**WHAT TO WORK ON:** Rewrite the lines from the start of the records up to and including the line that contains "watermark-bar <box>823 1312 828 1352</box>", changing "watermark-bar" to "watermark-strip" and leaving everything else as it is.

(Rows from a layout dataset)
"""

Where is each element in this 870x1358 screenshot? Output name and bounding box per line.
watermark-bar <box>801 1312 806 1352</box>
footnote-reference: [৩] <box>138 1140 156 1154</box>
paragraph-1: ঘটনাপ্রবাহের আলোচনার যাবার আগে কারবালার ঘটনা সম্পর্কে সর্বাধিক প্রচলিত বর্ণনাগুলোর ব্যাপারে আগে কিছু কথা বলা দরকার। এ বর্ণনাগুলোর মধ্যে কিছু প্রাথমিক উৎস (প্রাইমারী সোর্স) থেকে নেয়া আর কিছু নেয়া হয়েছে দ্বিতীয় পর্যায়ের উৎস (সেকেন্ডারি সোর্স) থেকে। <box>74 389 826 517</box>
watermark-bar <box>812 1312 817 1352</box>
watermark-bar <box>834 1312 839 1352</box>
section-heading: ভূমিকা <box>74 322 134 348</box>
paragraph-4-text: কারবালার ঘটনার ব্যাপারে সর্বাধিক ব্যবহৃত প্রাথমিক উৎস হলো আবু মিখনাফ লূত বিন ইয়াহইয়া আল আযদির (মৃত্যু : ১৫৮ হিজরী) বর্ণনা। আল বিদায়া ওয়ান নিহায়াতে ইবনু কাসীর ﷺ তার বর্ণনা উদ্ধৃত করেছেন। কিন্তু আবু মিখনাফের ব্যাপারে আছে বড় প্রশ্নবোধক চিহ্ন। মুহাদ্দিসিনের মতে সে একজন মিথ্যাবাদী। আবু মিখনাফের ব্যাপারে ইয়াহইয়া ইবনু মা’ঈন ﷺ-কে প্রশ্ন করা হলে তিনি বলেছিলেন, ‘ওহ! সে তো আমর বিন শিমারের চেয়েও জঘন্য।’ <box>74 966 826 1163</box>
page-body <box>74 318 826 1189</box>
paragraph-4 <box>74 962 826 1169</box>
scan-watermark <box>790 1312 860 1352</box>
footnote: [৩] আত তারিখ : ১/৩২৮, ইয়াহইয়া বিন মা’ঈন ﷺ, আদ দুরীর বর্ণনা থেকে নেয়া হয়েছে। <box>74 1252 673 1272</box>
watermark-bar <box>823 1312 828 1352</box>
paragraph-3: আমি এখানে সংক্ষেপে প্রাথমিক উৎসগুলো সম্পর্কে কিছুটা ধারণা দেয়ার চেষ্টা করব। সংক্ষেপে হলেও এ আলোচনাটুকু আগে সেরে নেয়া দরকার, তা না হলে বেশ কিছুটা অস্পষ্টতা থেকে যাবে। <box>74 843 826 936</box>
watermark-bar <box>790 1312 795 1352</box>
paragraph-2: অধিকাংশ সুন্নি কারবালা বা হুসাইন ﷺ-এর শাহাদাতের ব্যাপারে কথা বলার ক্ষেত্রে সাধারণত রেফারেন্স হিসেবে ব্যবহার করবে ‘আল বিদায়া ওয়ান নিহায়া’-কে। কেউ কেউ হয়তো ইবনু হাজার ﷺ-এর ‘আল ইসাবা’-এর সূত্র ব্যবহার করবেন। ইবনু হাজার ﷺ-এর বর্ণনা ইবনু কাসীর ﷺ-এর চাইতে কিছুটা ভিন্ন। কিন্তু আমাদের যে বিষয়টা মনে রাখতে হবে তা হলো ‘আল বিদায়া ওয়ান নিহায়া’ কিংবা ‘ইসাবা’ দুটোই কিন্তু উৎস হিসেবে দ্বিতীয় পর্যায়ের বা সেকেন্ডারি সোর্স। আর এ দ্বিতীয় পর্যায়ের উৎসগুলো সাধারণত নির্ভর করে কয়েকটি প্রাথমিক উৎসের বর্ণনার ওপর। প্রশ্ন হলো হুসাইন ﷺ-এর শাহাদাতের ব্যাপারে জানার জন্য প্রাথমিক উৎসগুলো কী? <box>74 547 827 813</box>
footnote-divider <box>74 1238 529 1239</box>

"""

**CORRECT ANSWER:**
Where is each element in this 870x1358 screenshot? Output name and bounding box per line.
watermark-strip <box>801 1312 806 1352</box>
footnote-reference: [৩] <box>138 1140 156 1154</box>
paragraph-1: ঘটনাপ্রবাহের আলোচনার যাবার আগে কারবালার ঘটনা সম্পর্কে সর্বাধিক প্রচলিত বর্ণনাগুলোর ব্যাপারে আগে কিছু কথা বলা দরকার। এ বর্ণনাগুলোর মধ্যে কিছু প্রাথমিক উৎস (প্রাইমারী সোর্স) থেকে নেয়া আর কিছু নেয়া হয়েছে দ্বিতীয় পর্যায়ের উৎস (সেকেন্ডারি সোর্স) থেকে। <box>74 389 826 517</box>
watermark-strip <box>812 1312 817 1352</box>
watermark-strip <box>834 1312 839 1352</box>
section-heading: ভূমিকা <box>74 322 134 348</box>
paragraph-4-text: কারবালার ঘটনার ব্যাপারে সর্বাধিক ব্যবহৃত প্রাথমিক উৎস হলো আবু মিখনাফ লূত বিন ইয়াহইয়া আল আযদির (মৃত্যু : ১৫৮ হিজরী) বর্ণনা। আল বিদায়া ওয়ান নিহায়াতে ইবনু কাসীর ﷺ তার বর্ণনা উদ্ধৃত করেছেন। কিন্তু আবু মিখনাফের ব্যাপারে আছে বড় প্রশ্নবোধক চিহ্ন। মুহাদ্দিসিনের মতে সে একজন মিথ্যাবাদী। আবু মিখনাফের ব্যাপারে ইয়াহইয়া ইবনু মা’ঈন ﷺ-কে প্রশ্ন করা হলে তিনি বলেছিলেন, ‘ওহ! সে তো আমর বিন শিমারের চেয়েও জঘন্য।’ <box>74 966 826 1163</box>
page-body <box>74 318 826 1189</box>
paragraph-4 <box>74 962 826 1169</box>
scan-watermark <box>790 1312 860 1352</box>
footnote: [৩] আত তারিখ : ১/৩২৮, ইয়াহইয়া বিন মা’ঈন ﷺ, আদ দুরীর বর্ণনা থেকে নেয়া হয়েছে। <box>74 1252 673 1272</box>
watermark-strip <box>823 1312 828 1352</box>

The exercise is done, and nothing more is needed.